▶ DATA PROVIDED
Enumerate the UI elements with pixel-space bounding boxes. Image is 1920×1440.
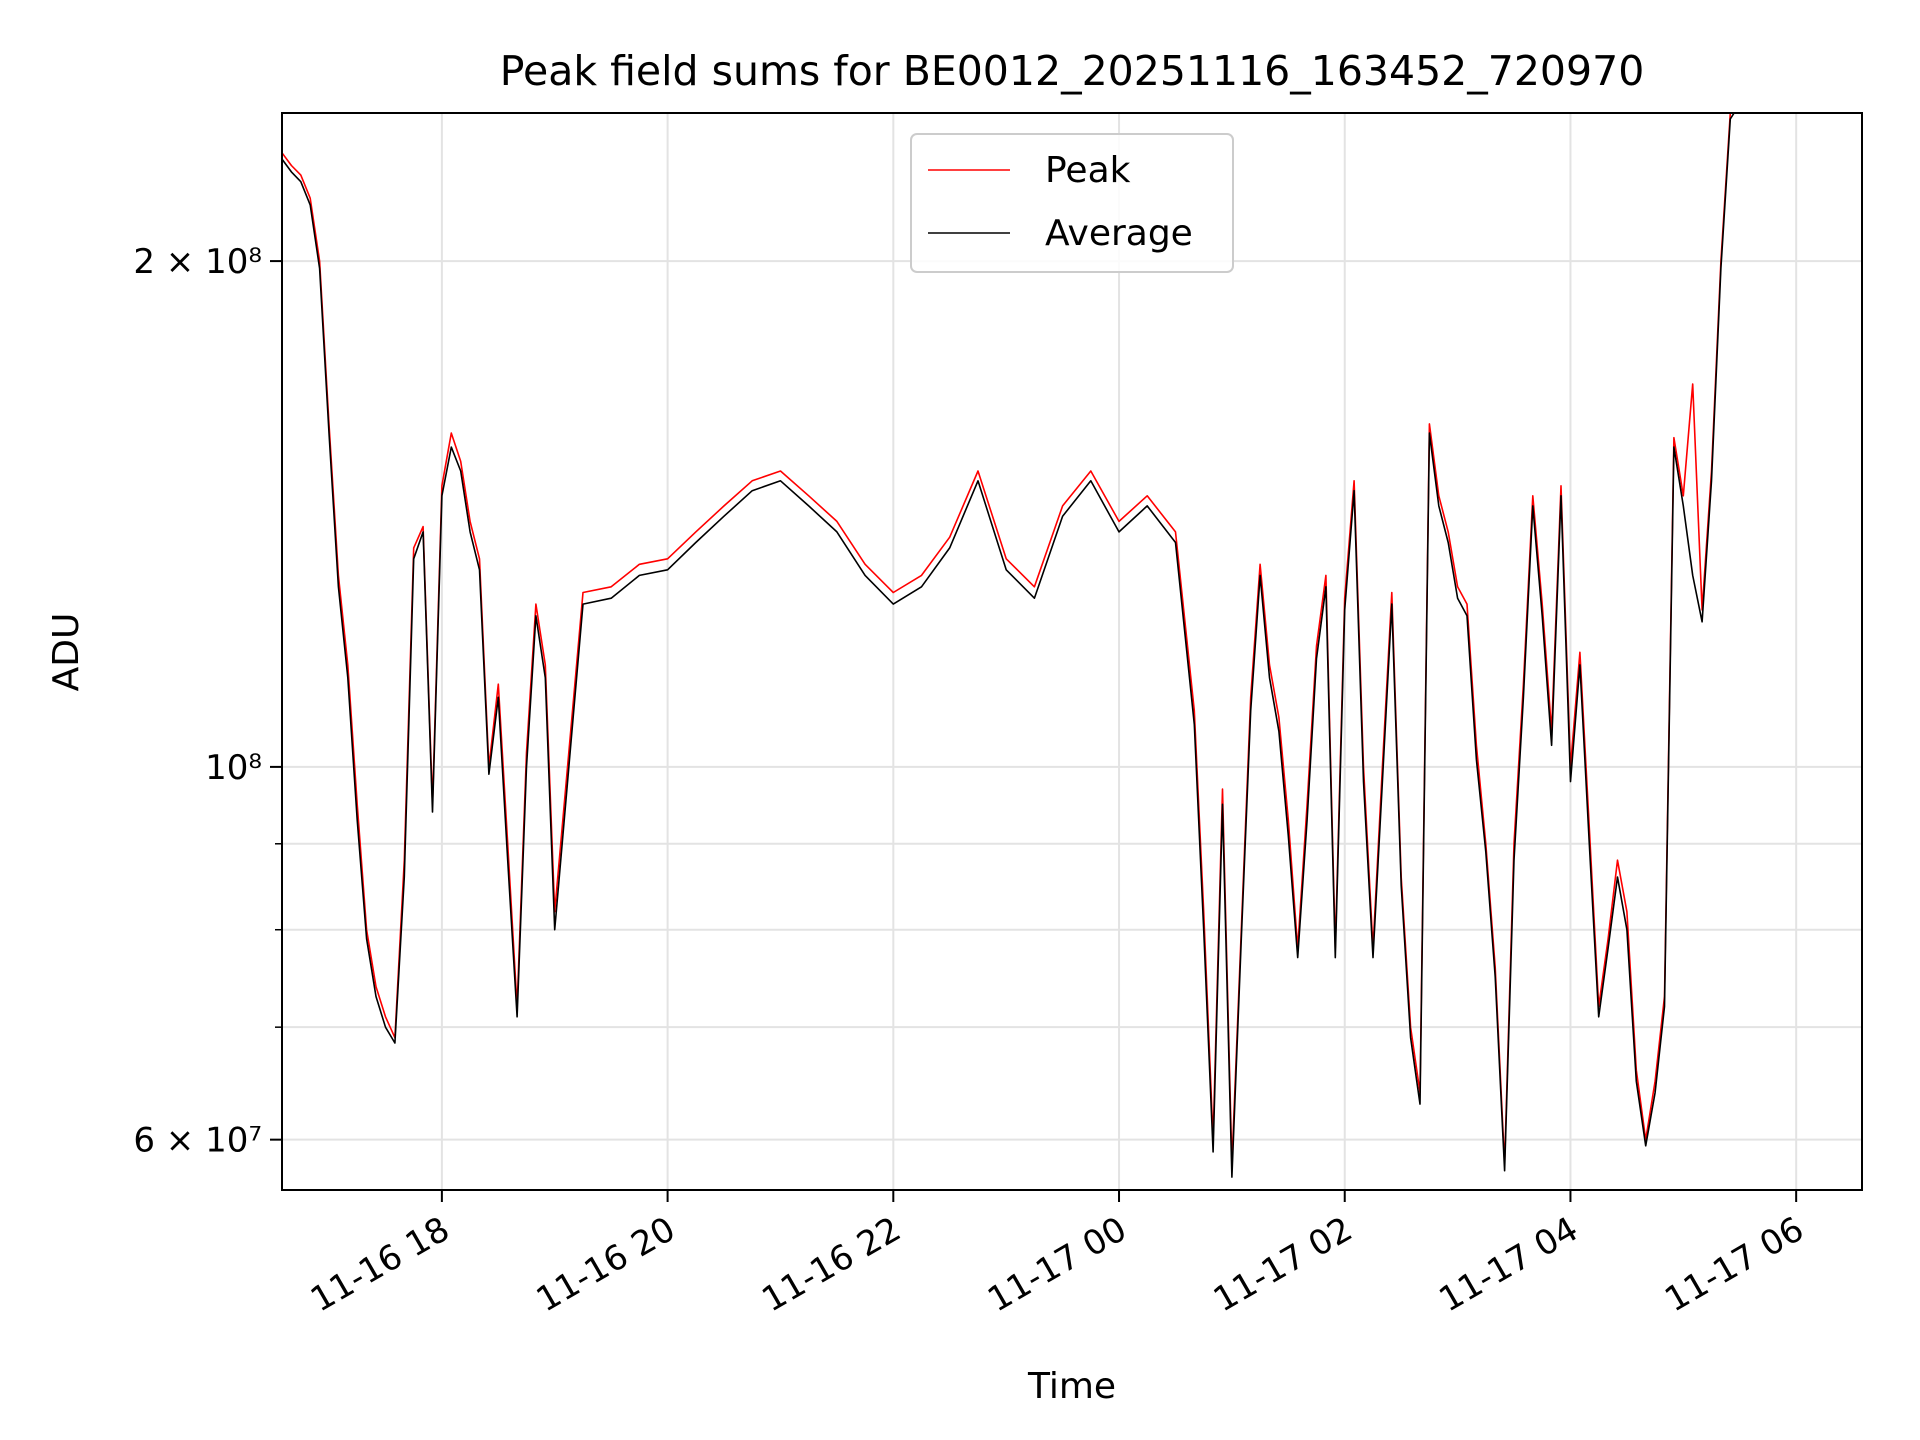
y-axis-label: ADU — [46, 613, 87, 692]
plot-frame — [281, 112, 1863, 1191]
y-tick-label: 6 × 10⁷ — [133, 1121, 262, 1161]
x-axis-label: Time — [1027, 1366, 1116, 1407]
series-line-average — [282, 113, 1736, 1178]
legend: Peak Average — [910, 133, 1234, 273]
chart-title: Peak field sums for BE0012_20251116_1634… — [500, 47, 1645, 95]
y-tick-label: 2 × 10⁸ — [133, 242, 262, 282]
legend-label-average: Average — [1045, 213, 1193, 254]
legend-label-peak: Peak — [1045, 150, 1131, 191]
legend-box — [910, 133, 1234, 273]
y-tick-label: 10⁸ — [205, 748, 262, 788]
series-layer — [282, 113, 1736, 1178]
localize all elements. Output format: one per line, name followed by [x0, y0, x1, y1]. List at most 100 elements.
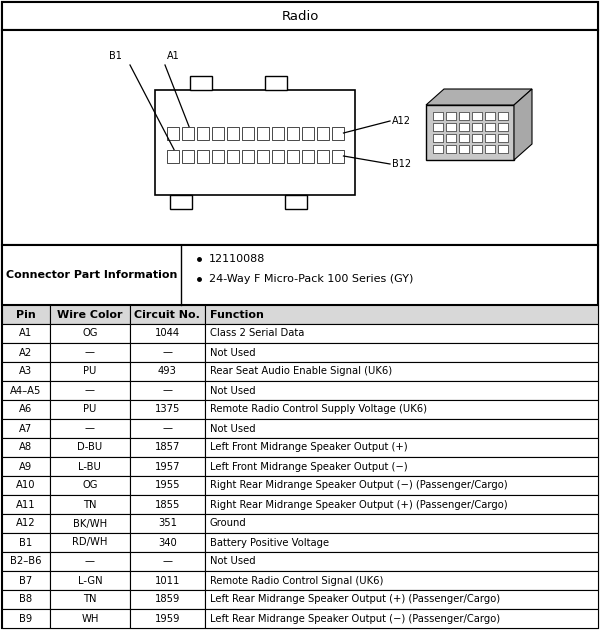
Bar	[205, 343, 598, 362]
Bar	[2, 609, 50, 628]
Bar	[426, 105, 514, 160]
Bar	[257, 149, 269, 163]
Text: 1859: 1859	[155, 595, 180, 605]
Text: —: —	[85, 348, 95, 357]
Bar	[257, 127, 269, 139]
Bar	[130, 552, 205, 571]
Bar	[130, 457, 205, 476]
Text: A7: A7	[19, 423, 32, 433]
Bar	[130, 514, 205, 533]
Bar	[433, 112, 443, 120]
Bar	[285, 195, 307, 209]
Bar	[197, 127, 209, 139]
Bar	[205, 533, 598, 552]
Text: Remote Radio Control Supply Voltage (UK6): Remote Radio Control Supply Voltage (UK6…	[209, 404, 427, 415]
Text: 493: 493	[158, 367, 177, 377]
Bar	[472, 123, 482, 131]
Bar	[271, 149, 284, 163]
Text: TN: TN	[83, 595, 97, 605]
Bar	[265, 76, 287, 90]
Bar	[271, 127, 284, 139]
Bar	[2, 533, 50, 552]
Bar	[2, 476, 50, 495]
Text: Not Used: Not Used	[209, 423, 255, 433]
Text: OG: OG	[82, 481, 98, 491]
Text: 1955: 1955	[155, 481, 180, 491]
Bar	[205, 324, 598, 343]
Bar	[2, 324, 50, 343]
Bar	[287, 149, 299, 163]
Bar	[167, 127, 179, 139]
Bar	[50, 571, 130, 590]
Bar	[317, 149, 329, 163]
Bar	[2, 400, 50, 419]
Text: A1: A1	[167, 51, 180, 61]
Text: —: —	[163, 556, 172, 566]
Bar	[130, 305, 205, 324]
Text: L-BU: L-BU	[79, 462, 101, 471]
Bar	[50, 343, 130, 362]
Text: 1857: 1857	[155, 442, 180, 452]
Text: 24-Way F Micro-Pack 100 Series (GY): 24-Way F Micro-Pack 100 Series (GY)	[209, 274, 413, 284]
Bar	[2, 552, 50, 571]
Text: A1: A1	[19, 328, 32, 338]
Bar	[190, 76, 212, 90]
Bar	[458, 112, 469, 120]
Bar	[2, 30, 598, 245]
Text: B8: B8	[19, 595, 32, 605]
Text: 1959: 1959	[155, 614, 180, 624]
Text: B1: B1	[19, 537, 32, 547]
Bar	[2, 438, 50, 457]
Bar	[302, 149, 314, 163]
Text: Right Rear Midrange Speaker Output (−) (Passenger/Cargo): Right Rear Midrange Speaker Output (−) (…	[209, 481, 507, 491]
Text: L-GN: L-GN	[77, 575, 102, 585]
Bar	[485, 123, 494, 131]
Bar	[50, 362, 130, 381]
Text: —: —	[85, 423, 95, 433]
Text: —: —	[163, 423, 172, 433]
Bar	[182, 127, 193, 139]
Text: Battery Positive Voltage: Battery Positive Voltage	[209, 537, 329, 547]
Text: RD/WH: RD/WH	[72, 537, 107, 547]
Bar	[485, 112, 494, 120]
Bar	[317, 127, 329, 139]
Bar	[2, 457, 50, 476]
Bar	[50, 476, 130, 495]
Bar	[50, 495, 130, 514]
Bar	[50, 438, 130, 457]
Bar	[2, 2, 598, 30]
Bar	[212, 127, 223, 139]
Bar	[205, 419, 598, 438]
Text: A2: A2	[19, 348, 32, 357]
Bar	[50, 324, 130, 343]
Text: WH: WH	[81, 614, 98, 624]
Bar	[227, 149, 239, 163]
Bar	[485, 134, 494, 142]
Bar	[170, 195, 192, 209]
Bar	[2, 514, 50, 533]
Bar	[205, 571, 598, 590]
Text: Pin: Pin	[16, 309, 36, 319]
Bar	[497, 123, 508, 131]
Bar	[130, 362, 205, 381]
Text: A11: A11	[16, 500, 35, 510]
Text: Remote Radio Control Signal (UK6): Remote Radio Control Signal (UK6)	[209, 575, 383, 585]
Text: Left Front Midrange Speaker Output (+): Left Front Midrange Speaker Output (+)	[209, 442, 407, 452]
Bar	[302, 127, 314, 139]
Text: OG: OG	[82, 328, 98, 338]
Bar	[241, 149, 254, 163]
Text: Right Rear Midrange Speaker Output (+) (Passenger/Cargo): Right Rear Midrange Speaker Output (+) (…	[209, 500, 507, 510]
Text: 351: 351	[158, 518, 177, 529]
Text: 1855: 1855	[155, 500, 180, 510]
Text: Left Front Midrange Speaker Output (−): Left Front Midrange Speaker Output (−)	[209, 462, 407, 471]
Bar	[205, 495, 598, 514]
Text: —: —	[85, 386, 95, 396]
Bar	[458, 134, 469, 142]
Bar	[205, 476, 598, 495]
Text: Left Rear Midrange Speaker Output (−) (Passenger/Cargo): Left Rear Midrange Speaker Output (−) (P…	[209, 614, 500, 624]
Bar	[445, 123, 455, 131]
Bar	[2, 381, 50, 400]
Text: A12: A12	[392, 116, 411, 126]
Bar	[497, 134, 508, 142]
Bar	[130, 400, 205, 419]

▶ YOUR GOAL
Copy out every line of the items above character for character, leaving out the pictures.

▶ WORKED SOLUTION
Enumerate the UI elements with pixel-space bounding boxes. Image is 1920×1440.
y-axis-label: ADU — [46, 613, 87, 692]
plot-frame — [281, 112, 1863, 1191]
y-tick-label: 6 × 10⁷ — [133, 1121, 262, 1161]
x-axis-label: Time — [1027, 1366, 1116, 1407]
series-line-average — [282, 113, 1736, 1178]
legend: Peak Average — [910, 133, 1234, 273]
chart-title: Peak field sums for BE0012_20251116_1634… — [500, 47, 1645, 95]
y-tick-label: 2 × 10⁸ — [133, 242, 262, 282]
legend-label-average: Average — [1045, 213, 1193, 254]
legend-label-peak: Peak — [1045, 150, 1131, 191]
legend-box — [910, 133, 1234, 273]
y-tick-label: 10⁸ — [205, 748, 262, 788]
series-layer — [282, 113, 1736, 1178]
localize all elements. Output format: one per line, name followed by [x0, y0, x1, y1]. List at most 100 elements.
Bar	[205, 343, 598, 362]
Bar	[2, 609, 50, 628]
Bar	[426, 105, 514, 160]
Bar	[257, 149, 269, 163]
Text: 1859: 1859	[155, 595, 180, 605]
Text: —: —	[85, 348, 95, 357]
Bar	[257, 127, 269, 139]
Bar	[130, 552, 205, 571]
Bar	[130, 457, 205, 476]
Text: A7: A7	[19, 423, 32, 433]
Bar	[130, 514, 205, 533]
Bar	[433, 112, 443, 120]
Bar	[285, 195, 307, 209]
Bar	[197, 127, 209, 139]
Bar	[205, 533, 598, 552]
Text: Remote Radio Control Supply Voltage (UK6): Remote Radio Control Supply Voltage (UK6…	[209, 404, 427, 415]
Text: 493: 493	[158, 367, 177, 377]
Bar	[472, 123, 482, 131]
Bar	[271, 149, 284, 163]
Text: TN: TN	[83, 595, 97, 605]
Bar	[265, 76, 287, 90]
Bar	[271, 127, 284, 139]
Bar	[2, 533, 50, 552]
Bar	[2, 476, 50, 495]
Text: Not Used: Not Used	[209, 423, 255, 433]
Text: OG: OG	[82, 481, 98, 491]
Text: 1955: 1955	[155, 481, 180, 491]
Bar	[205, 324, 598, 343]
Bar	[2, 324, 50, 343]
Bar	[287, 149, 299, 163]
Bar	[167, 127, 179, 139]
Bar	[50, 571, 130, 590]
Bar	[317, 149, 329, 163]
Bar	[2, 400, 50, 419]
Text: A1: A1	[167, 51, 180, 61]
Text: —: —	[163, 556, 172, 566]
Bar	[130, 305, 205, 324]
Text: L-BU: L-BU	[79, 462, 101, 471]
Bar	[50, 343, 130, 362]
Text: 1857: 1857	[155, 442, 180, 452]
Text: 24-Way F Micro-Pack 100 Series (GY): 24-Way F Micro-Pack 100 Series (GY)	[209, 274, 413, 284]
Bar	[2, 552, 50, 571]
Text: A1: A1	[19, 328, 32, 338]
Bar	[190, 76, 212, 90]
Bar	[458, 112, 469, 120]
Bar	[2, 30, 598, 245]
Text: B8: B8	[19, 595, 32, 605]
Text: 1959: 1959	[155, 614, 180, 624]
Text: B1: B1	[19, 537, 32, 547]
Bar	[2, 438, 50, 457]
Bar	[302, 149, 314, 163]
Text: Right Rear Midrange Speaker Output (−) (Passenger/Cargo): Right Rear Midrange Speaker Output (−) (…	[209, 481, 507, 491]
Text: L-GN: L-GN	[77, 575, 102, 585]
Bar	[485, 123, 494, 131]
Bar	[50, 362, 130, 381]
Text: —: —	[85, 423, 95, 433]
Text: —: —	[163, 423, 172, 433]
Bar	[182, 127, 193, 139]
Text: Battery Positive Voltage: Battery Positive Voltage	[209, 537, 329, 547]
Text: RD/WH: RD/WH	[72, 537, 107, 547]
Bar	[485, 112, 494, 120]
Bar	[317, 127, 329, 139]
Bar	[2, 457, 50, 476]
Bar	[50, 476, 130, 495]
Bar	[50, 495, 130, 514]
Bar	[50, 438, 130, 457]
Bar	[2, 2, 598, 30]
Bar	[212, 127, 223, 139]
Bar	[205, 419, 598, 438]
Text: A2: A2	[19, 348, 32, 357]
Bar	[50, 324, 130, 343]
Text: WH: WH	[81, 614, 98, 624]
Bar	[227, 149, 239, 163]
Bar	[485, 134, 494, 142]
Bar	[170, 195, 192, 209]
Bar	[2, 514, 50, 533]
Bar	[205, 571, 598, 590]
Text: Pin: Pin	[16, 309, 36, 319]
Bar	[497, 123, 508, 131]
Bar	[130, 362, 205, 381]
Text: A11: A11	[16, 500, 35, 510]
Text: Remote Radio Control Signal (UK6): Remote Radio Control Signal (UK6)	[209, 575, 383, 585]
Text: Left Front Midrange Speaker Output (+): Left Front Midrange Speaker Output (+)	[209, 442, 407, 452]
Bar	[302, 127, 314, 139]
Text: OG: OG	[82, 328, 98, 338]
Bar	[241, 149, 254, 163]
Text: Right Rear Midrange Speaker Output (+) (Passenger/Cargo): Right Rear Midrange Speaker Output (+) (…	[209, 500, 507, 510]
Text: 351: 351	[158, 518, 177, 529]
Text: 1855: 1855	[155, 500, 180, 510]
Text: Left Front Midrange Speaker Output (−): Left Front Midrange Speaker Output (−)	[209, 462, 407, 471]
Bar	[205, 495, 598, 514]
Text: —: —	[85, 386, 95, 396]
Bar	[458, 134, 469, 142]
Bar	[205, 476, 598, 495]
Text: Left Rear Midrange Speaker Output (−) (Passenger/Cargo): Left Rear Midrange Speaker Output (−) (P…	[209, 614, 500, 624]
Bar	[445, 123, 455, 131]
Bar	[2, 381, 50, 400]
Text: A12: A12	[392, 116, 411, 126]
Bar	[497, 134, 508, 142]
Bar	[130, 400, 205, 419]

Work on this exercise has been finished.